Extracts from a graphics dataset
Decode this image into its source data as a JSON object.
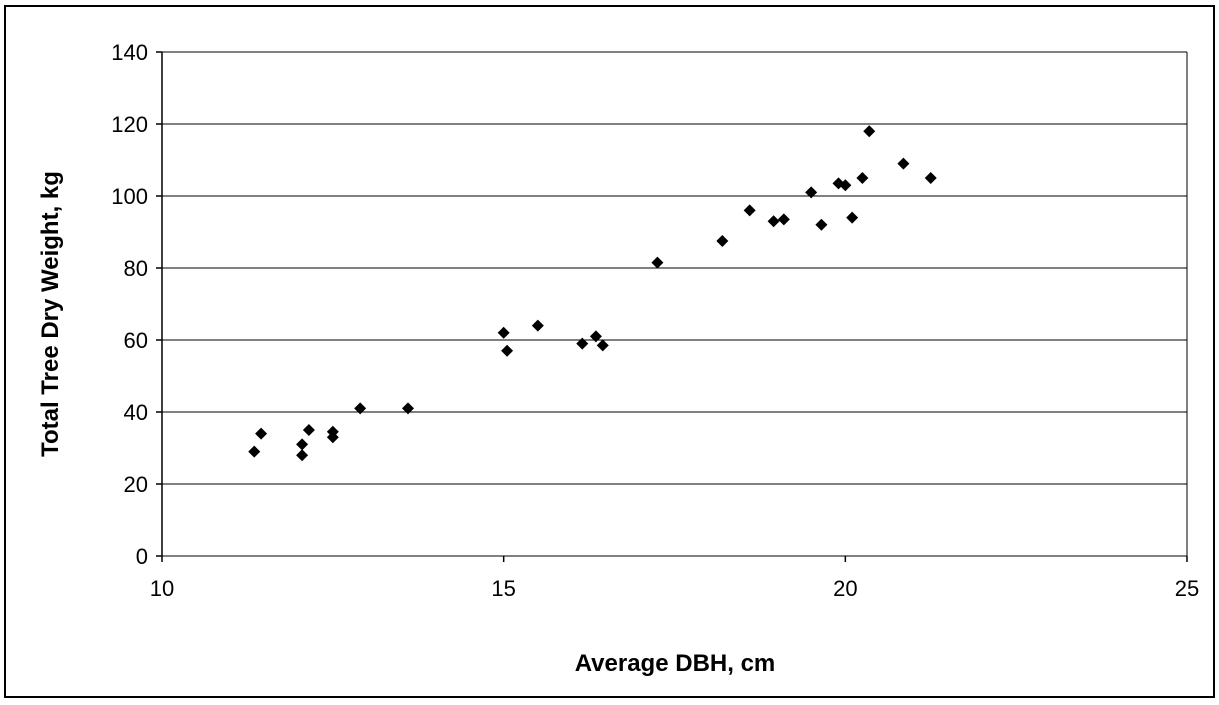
{
  "chart_data": {
    "type": "scatter",
    "title": "",
    "xlabel": "Average DBH, cm",
    "ylabel": "Total Tree Dry Weight, kg",
    "xlim": [
      10,
      25
    ],
    "ylim": [
      0,
      140
    ],
    "x_ticks": [
      10,
      15,
      20,
      25
    ],
    "y_ticks": [
      0,
      20,
      40,
      60,
      80,
      100,
      120,
      140
    ],
    "x_tick_labels": [
      "10",
      "15",
      "20",
      "25"
    ],
    "y_tick_labels": [
      "0",
      "20",
      "40",
      "60",
      "80",
      "100",
      "120",
      "140"
    ],
    "grid": "horizontal",
    "legend": "none",
    "marker": "diamond",
    "marker_color": "#000000",
    "points": [
      {
        "x": 11.35,
        "y": 29
      },
      {
        "x": 11.45,
        "y": 34
      },
      {
        "x": 12.05,
        "y": 31
      },
      {
        "x": 12.05,
        "y": 28
      },
      {
        "x": 12.15,
        "y": 35
      },
      {
        "x": 12.5,
        "y": 34.5
      },
      {
        "x": 12.5,
        "y": 33
      },
      {
        "x": 12.9,
        "y": 41
      },
      {
        "x": 13.6,
        "y": 41
      },
      {
        "x": 15.0,
        "y": 62
      },
      {
        "x": 15.05,
        "y": 57
      },
      {
        "x": 15.5,
        "y": 64
      },
      {
        "x": 16.15,
        "y": 59
      },
      {
        "x": 16.35,
        "y": 61
      },
      {
        "x": 16.45,
        "y": 58.5
      },
      {
        "x": 17.25,
        "y": 81.5
      },
      {
        "x": 18.2,
        "y": 87.5
      },
      {
        "x": 18.6,
        "y": 96
      },
      {
        "x": 18.95,
        "y": 93
      },
      {
        "x": 19.1,
        "y": 93.5
      },
      {
        "x": 19.5,
        "y": 101
      },
      {
        "x": 19.65,
        "y": 92
      },
      {
        "x": 19.9,
        "y": 103.5
      },
      {
        "x": 20.0,
        "y": 103
      },
      {
        "x": 20.1,
        "y": 94
      },
      {
        "x": 20.25,
        "y": 105
      },
      {
        "x": 20.35,
        "y": 118
      },
      {
        "x": 20.85,
        "y": 109
      },
      {
        "x": 21.25,
        "y": 105
      }
    ]
  }
}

### Task to complete
Go through the entries above and output them exactly, without pictures.

### Result for this task
Decode this image into its source data as a JSON object.
{
  "chart_data": {
    "type": "scatter",
    "title": "",
    "xlabel": "Average DBH, cm",
    "ylabel": "Total Tree Dry Weight, kg",
    "xlim": [
      10,
      25
    ],
    "ylim": [
      0,
      140
    ],
    "x_ticks": [
      10,
      15,
      20,
      25
    ],
    "y_ticks": [
      0,
      20,
      40,
      60,
      80,
      100,
      120,
      140
    ],
    "x_tick_labels": [
      "10",
      "15",
      "20",
      "25"
    ],
    "y_tick_labels": [
      "0",
      "20",
      "40",
      "60",
      "80",
      "100",
      "120",
      "140"
    ],
    "grid": "horizontal",
    "legend": "none",
    "marker": "diamond",
    "marker_color": "#000000",
    "points": [
      {
        "x": 11.35,
        "y": 29
      },
      {
        "x": 11.45,
        "y": 34
      },
      {
        "x": 12.05,
        "y": 31
      },
      {
        "x": 12.05,
        "y": 28
      },
      {
        "x": 12.15,
        "y": 35
      },
      {
        "x": 12.5,
        "y": 34.5
      },
      {
        "x": 12.5,
        "y": 33
      },
      {
        "x": 12.9,
        "y": 41
      },
      {
        "x": 13.6,
        "y": 41
      },
      {
        "x": 15.0,
        "y": 62
      },
      {
        "x": 15.05,
        "y": 57
      },
      {
        "x": 15.5,
        "y": 64
      },
      {
        "x": 16.15,
        "y": 59
      },
      {
        "x": 16.35,
        "y": 61
      },
      {
        "x": 16.45,
        "y": 58.5
      },
      {
        "x": 17.25,
        "y": 81.5
      },
      {
        "x": 18.2,
        "y": 87.5
      },
      {
        "x": 18.6,
        "y": 96
      },
      {
        "x": 18.95,
        "y": 93
      },
      {
        "x": 19.1,
        "y": 93.5
      },
      {
        "x": 19.5,
        "y": 101
      },
      {
        "x": 19.65,
        "y": 92
      },
      {
        "x": 19.9,
        "y": 103.5
      },
      {
        "x": 20.0,
        "y": 103
      },
      {
        "x": 20.1,
        "y": 94
      },
      {
        "x": 20.25,
        "y": 105
      },
      {
        "x": 20.35,
        "y": 118
      },
      {
        "x": 20.85,
        "y": 109
      },
      {
        "x": 21.25,
        "y": 105
      }
    ]
  }
}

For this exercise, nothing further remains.